**WORK INSTRUCTIONS**
Copy exactly, and only, the lines from the line containing "What's the underlying" through the last line of the records below, both included, and leave out any pictures.

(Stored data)
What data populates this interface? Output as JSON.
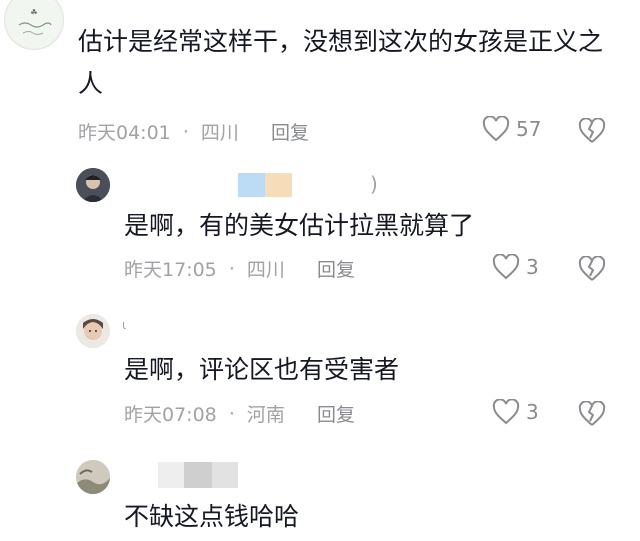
{
  "comments": [
    {
      "text_line1": "估计是经常这样干，没想到这次的女孩是正义之",
      "text_line2": "人",
      "time": "昨天04:01",
      "separator": "·",
      "location": "四川",
      "reply_label": "回复",
      "likes": "57"
    },
    {
      "username_suffix": ")",
      "text": "是啊，有的美女估计拉黑就算了",
      "time": "昨天17:05",
      "separator": "·",
      "location": "四川",
      "reply_label": "回复",
      "likes": "3"
    },
    {
      "username_suffix": "ι",
      "text": "是啊，评论区也有受害者",
      "time": "昨天07:08",
      "separator": "·",
      "location": "河南",
      "reply_label": "回复",
      "likes": "3"
    },
    {
      "text": "不缺这点钱哈哈"
    }
  ],
  "colors": {
    "text": "#161823",
    "meta": "#a1a2a7",
    "icon": "#8a8b91",
    "blur_blue": "#bcdcf6",
    "blur_orange": "#f6dcb8",
    "blur_gray": "#d4d4d4"
  }
}
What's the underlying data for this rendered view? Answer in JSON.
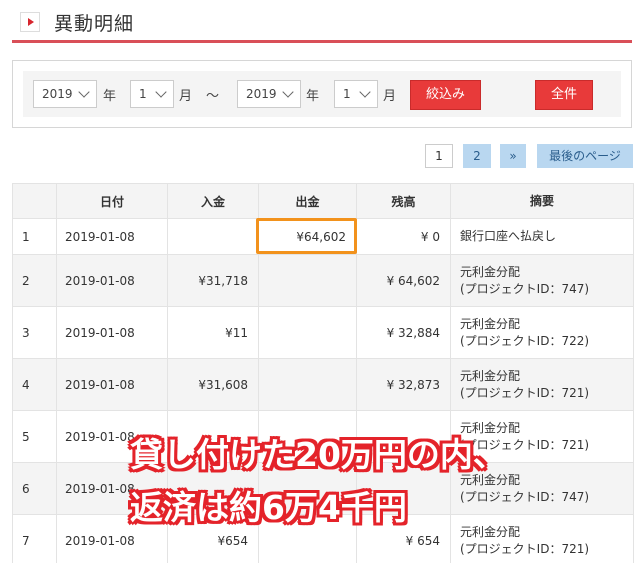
{
  "header": {
    "title": "異動明細"
  },
  "filter": {
    "from_year": "2019",
    "from_month": "1",
    "to_year": "2019",
    "to_month": "1",
    "year_label": "年",
    "month_label": "月",
    "range_sep": "～",
    "filter_button": "絞込み",
    "all_button": "全件"
  },
  "pagination": {
    "current": "1",
    "page2": "2",
    "next": "»",
    "last": "最後のページ"
  },
  "table": {
    "headers": {
      "no": "",
      "date": "日付",
      "in": "入金",
      "out": "出金",
      "balance": "残高",
      "desc": "摘要"
    },
    "rows": [
      {
        "no": "1",
        "date": "2019-01-08",
        "in": "",
        "out": "¥64,602",
        "balance": "¥ 0",
        "desc1": "銀行口座へ払戻し",
        "desc2": ""
      },
      {
        "no": "2",
        "date": "2019-01-08",
        "in": "¥31,718",
        "out": "",
        "balance": "¥ 64,602",
        "desc1": "元利金分配",
        "desc2": "(プロジェクトID：747)"
      },
      {
        "no": "3",
        "date": "2019-01-08",
        "in": "¥11",
        "out": "",
        "balance": "¥ 32,884",
        "desc1": "元利金分配",
        "desc2": "(プロジェクトID：722)"
      },
      {
        "no": "4",
        "date": "2019-01-08",
        "in": "¥31,608",
        "out": "",
        "balance": "¥ 32,873",
        "desc1": "元利金分配",
        "desc2": "(プロジェクトID：721)"
      },
      {
        "no": "5",
        "date": "2019-01-08",
        "in": "",
        "out": "",
        "balance": "",
        "desc1": "元利金分配",
        "desc2": "(プロジェクトID：721)"
      },
      {
        "no": "6",
        "date": "2019-01-08",
        "in": "",
        "out": "",
        "balance": "",
        "desc1": "元利金分配",
        "desc2": "(プロジェクトID：747)"
      },
      {
        "no": "7",
        "date": "2019-01-08",
        "in": "¥654",
        "out": "",
        "balance": "¥ 654",
        "desc1": "元利金分配",
        "desc2": "(プロジェクトID：721)"
      }
    ]
  },
  "overlay": {
    "line1": "貸し付けた20万円の内、",
    "line2": "返済は約6万4千円"
  },
  "colors": {
    "accent": "#e83a3a",
    "header_line": "#d94f58",
    "highlight": "#f2921c",
    "caption_outline": "#e4232a",
    "pager_bg": "#b9d7f0"
  }
}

**REPLY TO THE EXERCISE**
What's the underlying data for this rendered view? Answer in JSON.
{
  "header": {
    "title": "異動明細"
  },
  "filter": {
    "from_year": "2019",
    "from_month": "1",
    "to_year": "2019",
    "to_month": "1",
    "year_label": "年",
    "month_label": "月",
    "range_sep": "～",
    "filter_button": "絞込み",
    "all_button": "全件"
  },
  "pagination": {
    "current": "1",
    "page2": "2",
    "next": "»",
    "last": "最後のページ"
  },
  "table": {
    "headers": {
      "no": "",
      "date": "日付",
      "in": "入金",
      "out": "出金",
      "balance": "残高",
      "desc": "摘要"
    },
    "rows": [
      {
        "no": "1",
        "date": "2019-01-08",
        "in": "",
        "out": "¥64,602",
        "balance": "¥ 0",
        "desc1": "銀行口座へ払戻し",
        "desc2": ""
      },
      {
        "no": "2",
        "date": "2019-01-08",
        "in": "¥31,718",
        "out": "",
        "balance": "¥ 64,602",
        "desc1": "元利金分配",
        "desc2": "(プロジェクトID：747)"
      },
      {
        "no": "3",
        "date": "2019-01-08",
        "in": "¥11",
        "out": "",
        "balance": "¥ 32,884",
        "desc1": "元利金分配",
        "desc2": "(プロジェクトID：722)"
      },
      {
        "no": "4",
        "date": "2019-01-08",
        "in": "¥31,608",
        "out": "",
        "balance": "¥ 32,873",
        "desc1": "元利金分配",
        "desc2": "(プロジェクトID：721)"
      },
      {
        "no": "5",
        "date": "2019-01-08",
        "in": "",
        "out": "",
        "balance": "",
        "desc1": "元利金分配",
        "desc2": "(プロジェクトID：721)"
      },
      {
        "no": "6",
        "date": "2019-01-08",
        "in": "",
        "out": "",
        "balance": "",
        "desc1": "元利金分配",
        "desc2": "(プロジェクトID：747)"
      },
      {
        "no": "7",
        "date": "2019-01-08",
        "in": "¥654",
        "out": "",
        "balance": "¥ 654",
        "desc1": "元利金分配",
        "desc2": "(プロジェクトID：721)"
      }
    ]
  },
  "overlay": {
    "line1": "貸し付けた20万円の内、",
    "line2": "返済は約6万4千円"
  },
  "colors": {
    "accent": "#e83a3a",
    "header_line": "#d94f58",
    "highlight": "#f2921c",
    "caption_outline": "#e4232a",
    "pager_bg": "#b9d7f0"
  }
}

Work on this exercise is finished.